AIM:
Without the images, write out all of the following entries exactly.

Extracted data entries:

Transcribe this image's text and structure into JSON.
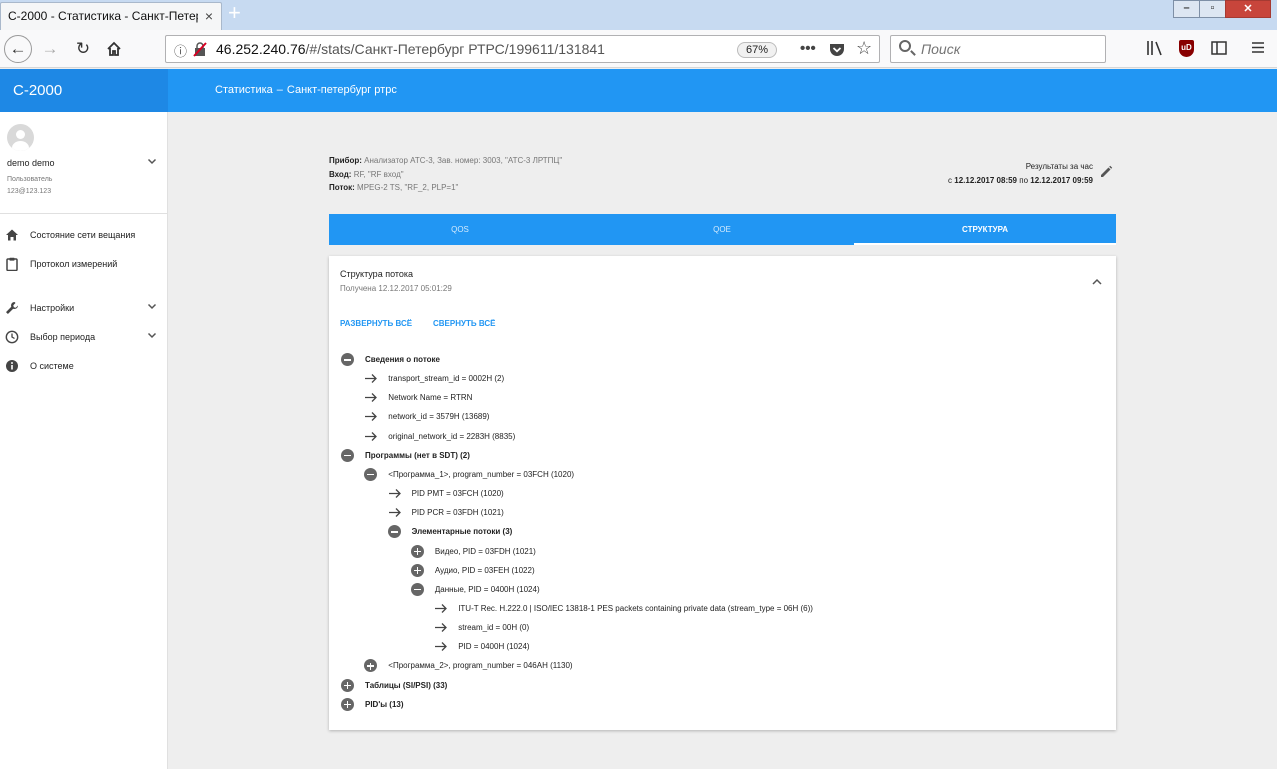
{
  "browser": {
    "tab_title": "С-2000 - Статистика - Санкт-Петер",
    "tab_close": "×",
    "new_tab": "+",
    "url_host": "46.252.240.76",
    "url_path": "/#/stats/Санкт-Петербург РТРС/199611/131841",
    "zoom": "67%",
    "search_placeholder": "Поиск",
    "icons": [
      "back-icon",
      "forward-icon",
      "reload-icon",
      "home-icon",
      "info-icon",
      "insecure-lock-icon",
      "more-icon",
      "pocket-icon",
      "bookmark-star-icon",
      "search-icon",
      "library-icon",
      "ublock-icon",
      "sidebar-icon",
      "menu-icon"
    ]
  },
  "app": {
    "brand": "С-2000",
    "page_title": "Статистика",
    "page_title_sep": "–",
    "page_subtitle": "Санкт-петербург ртрс",
    "accent_color": "#2196f3"
  },
  "sidebar": {
    "user_name": "demo demo",
    "user_role": "Пользователь",
    "user_login": "123@123.123",
    "items": [
      {
        "label": "Состояние сети вещания",
        "icon": "home-icon"
      },
      {
        "label": "Протокол измерений",
        "icon": "clipboard-icon"
      },
      {
        "label": "Настройки",
        "icon": "wrench-icon"
      },
      {
        "label": "Выбор периода",
        "icon": "clock-icon"
      },
      {
        "label": "О системе",
        "icon": "info-icon"
      }
    ]
  },
  "info": {
    "device_label": "Прибор:",
    "device_value": "Анализатор АТС-3, Зав. номер: 3003, \"АТС-3 ЛРТПЦ\"",
    "input_label": "Вход:",
    "input_value": "RF, \"RF вход\"",
    "stream_label": "Поток:",
    "stream_value": "MPEG-2 TS, \"RF_2, PLP=1\"",
    "period_title": "Результаты за час",
    "period_from_word": "с",
    "period_from": "12.12.2017 08:59",
    "period_to_word": "по",
    "period_to": "12.12.2017 09:59"
  },
  "tabs": [
    {
      "label": "QOS",
      "active": false
    },
    {
      "label": "QOE",
      "active": false
    },
    {
      "label": "СТРУКТУРА",
      "active": true
    }
  ],
  "card": {
    "title": "Структура потока",
    "subtitle": "Получена 12.12.2017 05:01:29",
    "expand_all": "РАЗВЕРНУТЬ ВСЁ",
    "collapse_all": "СВЕРНУТЬ ВСЁ"
  },
  "tree": [
    {
      "level": 0,
      "type": "minus",
      "bold": true,
      "text": "Сведения о потоке"
    },
    {
      "level": 1,
      "type": "leaf",
      "bold": false,
      "text": "transport_stream_id = 0002H (2)"
    },
    {
      "level": 1,
      "type": "leaf",
      "bold": false,
      "text": "Network Name = RTRN"
    },
    {
      "level": 1,
      "type": "leaf",
      "bold": false,
      "text": "network_id = 3579H (13689)"
    },
    {
      "level": 1,
      "type": "leaf",
      "bold": false,
      "text": "original_network_id = 2283H (8835)"
    },
    {
      "level": 0,
      "type": "minus",
      "bold": true,
      "text": "Программы (нет в SDT) (2)"
    },
    {
      "level": 1,
      "type": "minus",
      "bold": false,
      "text": "<Программа_1>, program_number = 03FCH (1020)"
    },
    {
      "level": 2,
      "type": "leaf",
      "bold": false,
      "text": "PID PMT = 03FCH (1020)"
    },
    {
      "level": 2,
      "type": "leaf",
      "bold": false,
      "text": "PID PCR = 03FDH (1021)"
    },
    {
      "level": 2,
      "type": "minus",
      "bold": true,
      "text": "Элементарные потоки (3)"
    },
    {
      "level": 3,
      "type": "plus",
      "bold": false,
      "text": "Видео, PID = 03FDH (1021)"
    },
    {
      "level": 3,
      "type": "plus",
      "bold": false,
      "text": "Аудио, PID = 03FEH (1022)"
    },
    {
      "level": 3,
      "type": "minus",
      "bold": false,
      "text": "Данные, PID = 0400H (1024)"
    },
    {
      "level": 4,
      "type": "leaf",
      "bold": false,
      "text": "ITU-T Rec. H.222.0 | ISO/IEC 13818-1 PES packets containing private data (stream_type = 06H (6))"
    },
    {
      "level": 4,
      "type": "leaf",
      "bold": false,
      "text": "stream_id = 00H (0)"
    },
    {
      "level": 4,
      "type": "leaf",
      "bold": false,
      "text": "PID = 0400H (1024)"
    },
    {
      "level": 1,
      "type": "plus",
      "bold": false,
      "text": "<Программа_2>, program_number = 046AH (1130)"
    },
    {
      "level": 0,
      "type": "plus",
      "bold": true,
      "text": "Таблицы (SI/PSI) (33)"
    },
    {
      "level": 0,
      "type": "plus",
      "bold": true,
      "text": "PID'ы (13)"
    }
  ]
}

THE ANSWER:
Transcribe this image's text and structure into JSON.
{
  "browser": {
    "tab_title": "С-2000 - Статистика - Санкт-Петер",
    "tab_close": "×",
    "new_tab": "+",
    "url_host": "46.252.240.76",
    "url_path": "/#/stats/Санкт-Петербург РТРС/199611/131841",
    "zoom": "67%",
    "search_placeholder": "Поиск",
    "icons": [
      "back-icon",
      "forward-icon",
      "reload-icon",
      "home-icon",
      "info-icon",
      "insecure-lock-icon",
      "more-icon",
      "pocket-icon",
      "bookmark-star-icon",
      "search-icon",
      "library-icon",
      "ublock-icon",
      "sidebar-icon",
      "menu-icon"
    ]
  },
  "app": {
    "brand": "С-2000",
    "page_title": "Статистика",
    "page_title_sep": "–",
    "page_subtitle": "Санкт-петербург ртрс",
    "accent_color": "#2196f3"
  },
  "sidebar": {
    "user_name": "demo demo",
    "user_role": "Пользователь",
    "user_login": "123@123.123",
    "items": [
      {
        "label": "Состояние сети вещания",
        "icon": "home-icon"
      },
      {
        "label": "Протокол измерений",
        "icon": "clipboard-icon"
      },
      {
        "label": "Настройки",
        "icon": "wrench-icon"
      },
      {
        "label": "Выбор периода",
        "icon": "clock-icon"
      },
      {
        "label": "О системе",
        "icon": "info-icon"
      }
    ]
  },
  "info": {
    "device_label": "Прибор:",
    "device_value": "Анализатор АТС-3, Зав. номер: 3003, \"АТС-3 ЛРТПЦ\"",
    "input_label": "Вход:",
    "input_value": "RF, \"RF вход\"",
    "stream_label": "Поток:",
    "stream_value": "MPEG-2 TS, \"RF_2, PLP=1\"",
    "period_title": "Результаты за час",
    "period_from_word": "с",
    "period_from": "12.12.2017 08:59",
    "period_to_word": "по",
    "period_to": "12.12.2017 09:59"
  },
  "tabs": [
    {
      "label": "QOS",
      "active": false
    },
    {
      "label": "QOE",
      "active": false
    },
    {
      "label": "СТРУКТУРА",
      "active": true
    }
  ],
  "card": {
    "title": "Структура потока",
    "subtitle": "Получена 12.12.2017 05:01:29",
    "expand_all": "РАЗВЕРНУТЬ ВСЁ",
    "collapse_all": "СВЕРНУТЬ ВСЁ"
  },
  "tree": [
    {
      "level": 0,
      "type": "minus",
      "bold": true,
      "text": "Сведения о потоке"
    },
    {
      "level": 1,
      "type": "leaf",
      "bold": false,
      "text": "transport_stream_id = 0002H (2)"
    },
    {
      "level": 1,
      "type": "leaf",
      "bold": false,
      "text": "Network Name = RTRN"
    },
    {
      "level": 1,
      "type": "leaf",
      "bold": false,
      "text": "network_id = 3579H (13689)"
    },
    {
      "level": 1,
      "type": "leaf",
      "bold": false,
      "text": "original_network_id = 2283H (8835)"
    },
    {
      "level": 0,
      "type": "minus",
      "bold": true,
      "text": "Программы (нет в SDT) (2)"
    },
    {
      "level": 1,
      "type": "minus",
      "bold": false,
      "text": "<Программа_1>, program_number = 03FCH (1020)"
    },
    {
      "level": 2,
      "type": "leaf",
      "bold": false,
      "text": "PID PMT = 03FCH (1020)"
    },
    {
      "level": 2,
      "type": "leaf",
      "bold": false,
      "text": "PID PCR = 03FDH (1021)"
    },
    {
      "level": 2,
      "type": "minus",
      "bold": true,
      "text": "Элементарные потоки (3)"
    },
    {
      "level": 3,
      "type": "plus",
      "bold": false,
      "text": "Видео, PID = 03FDH (1021)"
    },
    {
      "level": 3,
      "type": "plus",
      "bold": false,
      "text": "Аудио, PID = 03FEH (1022)"
    },
    {
      "level": 3,
      "type": "minus",
      "bold": false,
      "text": "Данные, PID = 0400H (1024)"
    },
    {
      "level": 4,
      "type": "leaf",
      "bold": false,
      "text": "ITU-T Rec. H.222.0 | ISO/IEC 13818-1 PES packets containing private data (stream_type = 06H (6))"
    },
    {
      "level": 4,
      "type": "leaf",
      "bold": false,
      "text": "stream_id = 00H (0)"
    },
    {
      "level": 4,
      "type": "leaf",
      "bold": false,
      "text": "PID = 0400H (1024)"
    },
    {
      "level": 1,
      "type": "plus",
      "bold": false,
      "text": "<Программа_2>, program_number = 046AH (1130)"
    },
    {
      "level": 0,
      "type": "plus",
      "bold": true,
      "text": "Таблицы (SI/PSI) (33)"
    },
    {
      "level": 0,
      "type": "plus",
      "bold": true,
      "text": "PID'ы (13)"
    }
  ]
}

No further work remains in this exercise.